What is being asked -
Type every record exactly as it appears.

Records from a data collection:
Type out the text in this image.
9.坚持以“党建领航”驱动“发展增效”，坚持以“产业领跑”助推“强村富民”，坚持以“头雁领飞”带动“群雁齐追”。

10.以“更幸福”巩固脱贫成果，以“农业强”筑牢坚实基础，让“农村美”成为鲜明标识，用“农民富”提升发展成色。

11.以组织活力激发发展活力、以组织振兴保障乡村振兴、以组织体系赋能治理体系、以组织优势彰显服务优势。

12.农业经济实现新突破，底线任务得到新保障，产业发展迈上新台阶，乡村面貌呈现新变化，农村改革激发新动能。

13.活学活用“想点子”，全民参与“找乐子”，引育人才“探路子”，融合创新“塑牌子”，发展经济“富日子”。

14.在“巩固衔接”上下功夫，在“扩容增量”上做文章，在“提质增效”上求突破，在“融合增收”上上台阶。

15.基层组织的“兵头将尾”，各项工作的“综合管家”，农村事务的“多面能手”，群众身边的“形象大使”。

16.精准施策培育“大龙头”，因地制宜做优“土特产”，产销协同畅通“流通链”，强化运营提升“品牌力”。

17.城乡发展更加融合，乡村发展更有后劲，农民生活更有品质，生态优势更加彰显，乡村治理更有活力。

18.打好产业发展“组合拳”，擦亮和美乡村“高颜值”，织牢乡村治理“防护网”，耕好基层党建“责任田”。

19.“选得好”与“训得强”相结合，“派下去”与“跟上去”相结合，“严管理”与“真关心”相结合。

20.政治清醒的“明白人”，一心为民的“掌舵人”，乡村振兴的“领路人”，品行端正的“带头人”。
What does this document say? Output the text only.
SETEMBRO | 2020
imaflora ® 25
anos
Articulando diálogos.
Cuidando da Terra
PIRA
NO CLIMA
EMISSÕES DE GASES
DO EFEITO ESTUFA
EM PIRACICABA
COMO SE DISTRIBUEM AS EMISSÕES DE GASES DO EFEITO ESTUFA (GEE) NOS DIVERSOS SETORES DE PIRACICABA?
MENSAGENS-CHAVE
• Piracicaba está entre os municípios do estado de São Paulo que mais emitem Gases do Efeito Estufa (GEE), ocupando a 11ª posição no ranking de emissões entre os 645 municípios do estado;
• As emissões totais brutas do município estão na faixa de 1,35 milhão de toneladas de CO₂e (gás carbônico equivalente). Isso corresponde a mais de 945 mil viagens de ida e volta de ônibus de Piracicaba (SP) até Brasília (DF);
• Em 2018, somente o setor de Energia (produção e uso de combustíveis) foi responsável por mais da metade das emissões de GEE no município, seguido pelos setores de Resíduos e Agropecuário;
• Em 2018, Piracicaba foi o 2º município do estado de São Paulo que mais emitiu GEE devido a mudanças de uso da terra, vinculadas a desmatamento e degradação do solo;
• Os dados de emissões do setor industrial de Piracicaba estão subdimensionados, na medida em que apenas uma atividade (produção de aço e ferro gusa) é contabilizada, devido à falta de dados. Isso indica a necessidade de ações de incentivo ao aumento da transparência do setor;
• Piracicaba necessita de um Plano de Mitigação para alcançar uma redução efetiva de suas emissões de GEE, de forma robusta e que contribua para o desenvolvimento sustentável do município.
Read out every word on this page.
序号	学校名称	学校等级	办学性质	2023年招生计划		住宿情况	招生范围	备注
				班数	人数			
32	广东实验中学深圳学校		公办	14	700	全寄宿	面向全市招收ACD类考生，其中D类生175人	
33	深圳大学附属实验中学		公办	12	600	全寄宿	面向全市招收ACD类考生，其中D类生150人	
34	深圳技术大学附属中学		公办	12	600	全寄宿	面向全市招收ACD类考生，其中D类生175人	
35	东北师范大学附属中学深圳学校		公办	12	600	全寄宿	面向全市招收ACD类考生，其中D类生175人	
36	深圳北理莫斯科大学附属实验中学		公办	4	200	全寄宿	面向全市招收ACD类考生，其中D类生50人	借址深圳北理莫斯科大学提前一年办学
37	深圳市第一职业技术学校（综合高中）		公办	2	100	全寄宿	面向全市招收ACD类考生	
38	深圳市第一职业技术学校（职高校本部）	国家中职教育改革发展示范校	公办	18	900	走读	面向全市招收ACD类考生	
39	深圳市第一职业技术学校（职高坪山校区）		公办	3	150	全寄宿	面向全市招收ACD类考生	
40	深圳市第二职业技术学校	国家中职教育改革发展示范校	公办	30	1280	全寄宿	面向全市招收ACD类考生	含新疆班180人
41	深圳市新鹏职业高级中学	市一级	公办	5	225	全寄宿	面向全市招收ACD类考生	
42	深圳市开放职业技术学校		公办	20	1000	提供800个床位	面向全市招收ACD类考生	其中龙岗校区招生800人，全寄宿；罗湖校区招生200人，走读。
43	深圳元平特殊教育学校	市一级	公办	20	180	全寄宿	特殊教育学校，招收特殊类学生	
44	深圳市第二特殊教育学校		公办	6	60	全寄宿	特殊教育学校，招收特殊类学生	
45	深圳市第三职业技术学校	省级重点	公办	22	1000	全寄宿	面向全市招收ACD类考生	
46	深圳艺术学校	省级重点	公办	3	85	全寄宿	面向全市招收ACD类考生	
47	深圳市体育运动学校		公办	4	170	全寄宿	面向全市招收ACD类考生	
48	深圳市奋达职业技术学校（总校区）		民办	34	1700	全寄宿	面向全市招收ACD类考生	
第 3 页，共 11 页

Answer to this task -
Type out the text in this image.
9.坚持以“党建领航”驱动“发展增效”，坚持以“产业领跑”助推“强村富民”，坚持以“头雁领飞”带动“群雁齐追”。

10.以“更幸福”巩固脱贫成果，以“农业强”筑牢坚实基础，让“农村美”成为鲜明标识，用“农民富”提升发展成色。

11.以组织活力激发发展活力、以组织振兴保障乡村振兴、以组织体系赋能治理体系、以组织优势彰显服务优势。

12.农业经济实现新突破，底线任务得到新保障，产业发展迈上新台阶，乡村面貌呈现新变化，农村改革激发新动能。

13.活学活用“想点子”，全民参与“找乐子”，引育人才“探路子”，融合创新“塑牌子”，发展经济“富日子”。

14.在“巩固衔接”上下功夫，在“扩容增量”上做文章，在“提质增效”上求突破，在“融合增收”上上台阶。

15.基层组织的“兵头将尾”，各项工作的“综合管家”，农村事务的“多面能手”，群众身边的“形象大使”。

16.精准施策培育“大龙头”，因地制宜做优“土特产”，产销协同畅通“流通链”，强化运营提升“品牌力”。

17.城乡发展更加融合，乡村发展更有后劲，农民生活更有品质，生态优势更加彰显，乡村治理更有活力。

18.打好产业发展“组合拳”，擦亮和美乡村“高颜值”，织牢乡村治理“防护网”，耕好基层党建“责任田”。

19.“选得好”与“训得强”相结合，“派下去”与“跟上去”相结合，“严管理”与“真关心”相结合。

20.政治清醒的“明白人”，一心为民的“掌舵人”，乡村振兴的“领路人”，品行端正的“带头人”。
What does this document say? Output the text only.
SETEMBRO | 2020
imaflora ® 25
anos
Articulando diálogos.
Cuidando da Terra
PIRA
NO CLIMA
EMISSÕES DE GASES
DO EFEITO ESTUFA
EM PIRACICABA
COMO SE DISTRIBUEM AS EMISSÕES DE GASES DO EFEITO ESTUFA (GEE) NOS DIVERSOS SETORES DE PIRACICABA?
MENSAGENS-CHAVE
• Piracicaba está entre os municípios do estado de São Paulo que mais emitem Gases do Efeito Estufa (GEE), ocupando a 11ª posição no ranking de emissões entre os 645 municípios do estado;
• As emissões totais brutas do município estão na faixa de 1,35 milhão de toneladas de CO₂e (gás carbônico equivalente). Isso corresponde a mais de 945 mil viagens de ida e volta de ônibus de Piracicaba (SP) até Brasília (DF);
• Em 2018, somente o setor de Energia (produção e uso de combustíveis) foi responsável por mais da metade das emissões de GEE no município, seguido pelos setores de Resíduos e Agropecuário;
• Em 2018, Piracicaba foi o 2º município do estado de São Paulo que mais emitiu GEE devido a mudanças de uso da terra, vinculadas a desmatamento e degradação do solo;
• Os dados de emissões do setor industrial de Piracicaba estão subdimensionados, na medida em que apenas uma atividade (produção de aço e ferro gusa) é contabilizada, devido à falta de dados. Isso indica a necessidade de ações de incentivo ao aumento da transparência do setor;
• Piracicaba necessita de um Plano de Mitigação para alcançar uma redução efetiva de suas emissões de GEE, de forma robusta e que contribua para o desenvolvimento sustentável do município.
Read out every word on this page.
序号	学校名称	学校等级	办学性质	2023年招生计划		住宿情况	招生范围	备注
				班数	人数			
32	广东实验中学深圳学校		公办	14	700	全寄宿	面向全市招收ACD类考生，其中D类生175人	
33	深圳大学附属实验中学		公办	12	600	全寄宿	面向全市招收ACD类考生，其中D类生150人	
34	深圳技术大学附属中学		公办	12	600	全寄宿	面向全市招收ACD类考生，其中D类生175人	
35	东北师范大学附属中学深圳学校		公办	12	600	全寄宿	面向全市招收ACD类考生，其中D类生175人	
36	深圳北理莫斯科大学附属实验中学		公办	4	200	全寄宿	面向全市招收ACD类考生，其中D类生50人	借址深圳北理莫斯科大学提前一年办学
37	深圳市第一职业技术学校（综合高中）		公办	2	100	全寄宿	面向全市招收ACD类考生	
38	深圳市第一职业技术学校（职高校本部）	国家中职教育改革发展示范校	公办	18	900	走读	面向全市招收ACD类考生	
39	深圳市第一职业技术学校（职高坪山校区）		公办	3	150	全寄宿	面向全市招收ACD类考生	
40	深圳市第二职业技术学校	国家中职教育改革发展示范校	公办	30	1280	全寄宿	面向全市招收ACD类考生	含新疆班180人
41	深圳市新鹏职业高级中学	市一级	公办	5	225	全寄宿	面向全市招收ACD类考生	
42	深圳市开放职业技术学校		公办	20	1000	提供800个床位	面向全市招收ACD类考生	其中龙岗校区招生800人，全寄宿；罗湖校区招生200人，走读。
43	深圳元平特殊教育学校	市一级	公办	20	180	全寄宿	特殊教育学校，招收特殊类学生	
44	深圳市第二特殊教育学校		公办	6	60	全寄宿	特殊教育学校，招收特殊类学生	
45	深圳市第三职业技术学校	省级重点	公办	22	1000	全寄宿	面向全市招收ACD类考生	
46	深圳艺术学校	省级重点	公办	3	85	全寄宿	面向全市招收ACD类考生	
47	深圳市体育运动学校		公办	4	170	全寄宿	面向全市招收ACD类考生	
48	深圳市奋达职业技术学校（总校区）		民办	34	1700	全寄宿	面向全市招收ACD类考生	
第 3 页，共 11 页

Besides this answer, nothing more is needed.